__Task description__:
Everything from the line with "Output the text content of this document." to the end of the data should be restated word for word, and nothing before it.

[Data records]
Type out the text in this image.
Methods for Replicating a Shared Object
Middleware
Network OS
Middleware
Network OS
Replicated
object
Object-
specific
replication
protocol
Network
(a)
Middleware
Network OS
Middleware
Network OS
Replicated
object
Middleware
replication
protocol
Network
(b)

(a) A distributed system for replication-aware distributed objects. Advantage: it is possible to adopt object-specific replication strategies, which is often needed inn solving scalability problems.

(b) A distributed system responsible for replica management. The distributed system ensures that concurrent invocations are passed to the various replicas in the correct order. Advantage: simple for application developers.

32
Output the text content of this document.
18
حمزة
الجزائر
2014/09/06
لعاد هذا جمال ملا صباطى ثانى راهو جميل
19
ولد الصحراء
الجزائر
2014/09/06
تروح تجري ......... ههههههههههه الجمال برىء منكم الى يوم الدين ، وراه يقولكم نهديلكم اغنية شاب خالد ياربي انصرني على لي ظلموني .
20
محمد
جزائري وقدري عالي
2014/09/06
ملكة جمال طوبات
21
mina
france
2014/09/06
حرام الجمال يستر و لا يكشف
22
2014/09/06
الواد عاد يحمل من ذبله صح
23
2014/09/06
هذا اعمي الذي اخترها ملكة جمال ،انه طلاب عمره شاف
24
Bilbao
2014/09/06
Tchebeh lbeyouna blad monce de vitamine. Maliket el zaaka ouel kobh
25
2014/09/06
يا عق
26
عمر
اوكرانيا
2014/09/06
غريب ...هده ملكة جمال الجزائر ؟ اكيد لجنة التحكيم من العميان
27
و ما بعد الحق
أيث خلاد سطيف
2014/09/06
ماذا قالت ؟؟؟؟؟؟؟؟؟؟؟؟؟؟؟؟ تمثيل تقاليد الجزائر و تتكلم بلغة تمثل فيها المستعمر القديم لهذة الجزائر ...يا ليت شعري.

__Answer in full__:
Output the text content of this document.
18
حمزة
الجزائر
2014/09/06
لعاد هذا جمال ملا صباطى ثانى راهو جميل
19
ولد الصحراء
الجزائر
2014/09/06
تروح تجري ......... ههههههههههه الجمال برىء منكم الى يوم الدين ، وراه يقولكم نهديلكم اغنية شاب خالد ياربي انصرني على لي ظلموني .
20
محمد
جزائري وقدري عالي
2014/09/06
ملكة جمال طوبات
21
mina
france
2014/09/06
حرام الجمال يستر و لا يكشف
22
2014/09/06
الواد عاد يحمل من ذبله صح
23
2014/09/06
هذا اعمي الذي اخترها ملكة جمال ،انه طلاب عمره شاف
24
Bilbao
2014/09/06
Tchebeh lbeyouna blad monce de vitamine. Maliket el zaaka ouel kobh
25
2014/09/06
يا عق
26
عمر
اوكرانيا
2014/09/06
غريب ...هده ملكة جمال الجزائر ؟ اكيد لجنة التحكيم من العميان
27
و ما بعد الحق
أيث خلاد سطيف
2014/09/06
ماذا قالت ؟؟؟؟؟؟؟؟؟؟؟؟؟؟؟؟ تمثيل تقاليد الجزائر و تتكلم بلغة تمثل فيها المستعمر القديم لهذة الجزائر ...يا ليت شعري.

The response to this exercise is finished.